• Goal
Collect all the lines that mention the word "定位表格资料可知".

• • • • •

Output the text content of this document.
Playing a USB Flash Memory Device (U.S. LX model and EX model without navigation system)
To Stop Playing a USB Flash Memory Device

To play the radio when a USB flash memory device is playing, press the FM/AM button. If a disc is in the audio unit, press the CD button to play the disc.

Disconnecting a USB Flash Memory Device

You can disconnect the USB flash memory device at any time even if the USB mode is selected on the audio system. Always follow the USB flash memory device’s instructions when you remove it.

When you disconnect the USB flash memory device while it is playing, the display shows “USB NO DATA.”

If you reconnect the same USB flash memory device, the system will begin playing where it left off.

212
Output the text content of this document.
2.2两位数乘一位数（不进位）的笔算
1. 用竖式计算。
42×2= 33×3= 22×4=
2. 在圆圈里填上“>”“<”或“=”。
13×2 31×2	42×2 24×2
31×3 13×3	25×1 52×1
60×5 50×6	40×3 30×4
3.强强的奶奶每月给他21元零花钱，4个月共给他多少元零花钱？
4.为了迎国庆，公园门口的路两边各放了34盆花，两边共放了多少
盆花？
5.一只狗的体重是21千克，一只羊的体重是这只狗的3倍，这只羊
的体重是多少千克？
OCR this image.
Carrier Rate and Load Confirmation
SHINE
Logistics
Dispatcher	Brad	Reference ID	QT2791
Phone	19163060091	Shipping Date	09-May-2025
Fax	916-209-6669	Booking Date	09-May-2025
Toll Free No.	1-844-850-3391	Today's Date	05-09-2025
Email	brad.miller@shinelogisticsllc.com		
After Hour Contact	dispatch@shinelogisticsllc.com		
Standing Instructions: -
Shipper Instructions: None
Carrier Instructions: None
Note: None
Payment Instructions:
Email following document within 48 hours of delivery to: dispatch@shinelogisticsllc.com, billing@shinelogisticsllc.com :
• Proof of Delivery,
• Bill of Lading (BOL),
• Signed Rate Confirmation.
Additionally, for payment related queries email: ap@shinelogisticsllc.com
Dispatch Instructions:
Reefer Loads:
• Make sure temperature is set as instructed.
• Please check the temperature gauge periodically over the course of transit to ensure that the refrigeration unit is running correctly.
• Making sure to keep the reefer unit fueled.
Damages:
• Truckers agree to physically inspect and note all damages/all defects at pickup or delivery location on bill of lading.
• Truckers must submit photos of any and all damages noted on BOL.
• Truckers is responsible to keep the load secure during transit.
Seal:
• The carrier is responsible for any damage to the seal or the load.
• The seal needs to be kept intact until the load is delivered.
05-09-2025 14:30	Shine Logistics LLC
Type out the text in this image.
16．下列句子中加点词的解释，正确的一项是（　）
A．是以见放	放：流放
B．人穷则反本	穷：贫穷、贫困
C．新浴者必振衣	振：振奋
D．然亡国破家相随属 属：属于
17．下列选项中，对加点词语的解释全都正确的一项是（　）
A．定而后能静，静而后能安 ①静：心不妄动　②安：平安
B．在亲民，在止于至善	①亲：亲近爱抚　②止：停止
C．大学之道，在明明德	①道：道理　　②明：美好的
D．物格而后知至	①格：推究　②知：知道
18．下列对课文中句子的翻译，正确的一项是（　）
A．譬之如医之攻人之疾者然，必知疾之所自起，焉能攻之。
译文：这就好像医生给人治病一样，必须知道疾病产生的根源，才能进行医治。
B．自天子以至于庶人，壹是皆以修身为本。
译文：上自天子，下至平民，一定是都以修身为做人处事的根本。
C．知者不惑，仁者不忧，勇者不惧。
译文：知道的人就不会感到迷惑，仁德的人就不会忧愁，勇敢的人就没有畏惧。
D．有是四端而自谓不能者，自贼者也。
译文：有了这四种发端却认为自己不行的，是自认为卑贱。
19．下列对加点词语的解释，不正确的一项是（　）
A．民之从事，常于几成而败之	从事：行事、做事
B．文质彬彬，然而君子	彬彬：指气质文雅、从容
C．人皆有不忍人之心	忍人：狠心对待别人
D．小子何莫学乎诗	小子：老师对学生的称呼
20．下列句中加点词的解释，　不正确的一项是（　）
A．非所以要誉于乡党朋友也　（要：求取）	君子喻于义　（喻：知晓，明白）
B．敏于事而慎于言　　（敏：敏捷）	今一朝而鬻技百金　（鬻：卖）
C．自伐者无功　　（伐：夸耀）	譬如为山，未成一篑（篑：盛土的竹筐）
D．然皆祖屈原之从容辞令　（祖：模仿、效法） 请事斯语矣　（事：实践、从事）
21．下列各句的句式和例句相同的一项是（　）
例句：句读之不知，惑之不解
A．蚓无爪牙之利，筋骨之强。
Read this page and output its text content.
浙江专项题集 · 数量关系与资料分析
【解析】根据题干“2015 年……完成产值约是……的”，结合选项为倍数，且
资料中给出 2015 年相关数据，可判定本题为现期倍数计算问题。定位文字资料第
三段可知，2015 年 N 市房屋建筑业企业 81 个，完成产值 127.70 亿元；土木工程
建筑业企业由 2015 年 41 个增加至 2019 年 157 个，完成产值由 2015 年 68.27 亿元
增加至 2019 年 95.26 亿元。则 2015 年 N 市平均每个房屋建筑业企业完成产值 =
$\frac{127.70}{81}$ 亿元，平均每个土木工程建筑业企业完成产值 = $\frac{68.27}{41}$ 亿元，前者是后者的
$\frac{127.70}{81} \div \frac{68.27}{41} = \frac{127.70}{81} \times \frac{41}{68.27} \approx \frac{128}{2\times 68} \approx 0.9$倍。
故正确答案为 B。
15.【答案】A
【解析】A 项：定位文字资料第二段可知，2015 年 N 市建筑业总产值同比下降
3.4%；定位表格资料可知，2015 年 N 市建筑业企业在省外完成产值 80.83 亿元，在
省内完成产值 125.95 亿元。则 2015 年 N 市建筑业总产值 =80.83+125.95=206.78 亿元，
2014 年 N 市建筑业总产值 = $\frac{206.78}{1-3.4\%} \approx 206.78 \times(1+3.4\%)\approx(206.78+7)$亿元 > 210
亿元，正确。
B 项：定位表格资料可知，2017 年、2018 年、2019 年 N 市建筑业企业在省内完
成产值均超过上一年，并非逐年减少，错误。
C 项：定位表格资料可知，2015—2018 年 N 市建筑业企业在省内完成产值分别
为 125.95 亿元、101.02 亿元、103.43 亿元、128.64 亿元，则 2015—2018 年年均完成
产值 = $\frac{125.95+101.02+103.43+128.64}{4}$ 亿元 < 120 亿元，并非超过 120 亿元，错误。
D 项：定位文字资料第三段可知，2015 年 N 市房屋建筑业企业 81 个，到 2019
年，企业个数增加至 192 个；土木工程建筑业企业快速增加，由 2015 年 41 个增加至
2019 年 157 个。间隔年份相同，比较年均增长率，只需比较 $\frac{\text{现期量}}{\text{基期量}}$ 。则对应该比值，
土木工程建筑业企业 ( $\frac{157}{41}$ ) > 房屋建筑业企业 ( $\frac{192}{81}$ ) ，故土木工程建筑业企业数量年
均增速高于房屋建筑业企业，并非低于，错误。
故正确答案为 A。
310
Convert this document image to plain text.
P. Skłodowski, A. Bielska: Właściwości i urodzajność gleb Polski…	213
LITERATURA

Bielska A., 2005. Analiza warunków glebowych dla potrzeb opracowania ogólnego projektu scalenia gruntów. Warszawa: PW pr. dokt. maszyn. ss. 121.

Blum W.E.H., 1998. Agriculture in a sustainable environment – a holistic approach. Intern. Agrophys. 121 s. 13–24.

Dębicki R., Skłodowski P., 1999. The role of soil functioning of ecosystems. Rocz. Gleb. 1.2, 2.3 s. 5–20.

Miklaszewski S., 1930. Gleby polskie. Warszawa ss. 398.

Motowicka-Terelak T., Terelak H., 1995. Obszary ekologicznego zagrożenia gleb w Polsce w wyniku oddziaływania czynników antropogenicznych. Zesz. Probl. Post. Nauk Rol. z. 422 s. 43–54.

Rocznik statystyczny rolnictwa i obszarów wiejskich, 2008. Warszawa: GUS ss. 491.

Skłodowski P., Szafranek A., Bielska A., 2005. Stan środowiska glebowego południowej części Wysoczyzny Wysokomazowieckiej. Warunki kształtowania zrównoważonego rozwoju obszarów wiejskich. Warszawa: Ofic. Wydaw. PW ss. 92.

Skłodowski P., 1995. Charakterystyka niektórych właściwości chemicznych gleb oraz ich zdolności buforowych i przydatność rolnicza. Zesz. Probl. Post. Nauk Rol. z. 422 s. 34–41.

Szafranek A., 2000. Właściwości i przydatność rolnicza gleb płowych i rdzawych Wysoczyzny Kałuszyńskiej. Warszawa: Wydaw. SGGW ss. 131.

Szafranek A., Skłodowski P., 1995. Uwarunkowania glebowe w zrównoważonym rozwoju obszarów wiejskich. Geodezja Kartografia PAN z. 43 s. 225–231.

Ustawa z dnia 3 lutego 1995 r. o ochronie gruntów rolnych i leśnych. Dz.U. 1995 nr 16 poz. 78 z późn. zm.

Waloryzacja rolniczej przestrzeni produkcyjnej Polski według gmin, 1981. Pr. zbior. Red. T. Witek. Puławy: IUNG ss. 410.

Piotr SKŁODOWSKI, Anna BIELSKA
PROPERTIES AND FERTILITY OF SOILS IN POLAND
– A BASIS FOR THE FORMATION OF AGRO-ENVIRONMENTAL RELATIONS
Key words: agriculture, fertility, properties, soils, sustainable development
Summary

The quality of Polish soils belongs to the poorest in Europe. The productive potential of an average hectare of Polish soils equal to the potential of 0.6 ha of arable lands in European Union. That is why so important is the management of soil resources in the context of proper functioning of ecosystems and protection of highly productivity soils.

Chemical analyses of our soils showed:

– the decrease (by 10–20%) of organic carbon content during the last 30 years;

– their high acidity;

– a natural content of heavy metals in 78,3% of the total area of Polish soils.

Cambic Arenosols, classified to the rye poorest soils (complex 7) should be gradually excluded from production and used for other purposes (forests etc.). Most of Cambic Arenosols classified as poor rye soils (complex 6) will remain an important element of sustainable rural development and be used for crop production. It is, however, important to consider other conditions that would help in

• • • • •

• Solved problem
3.4%；定位表格资料可知，2015 年 N 市建筑业企业在省外完成产值 80.83 亿元，在
B 项：定位表格资料可知，2017 年、2018 年、2019 年 N 市建筑业企业在省内完
C 项：定位表格资料可知，2015—2018 年 N 市建筑业企业在省内完成产值分别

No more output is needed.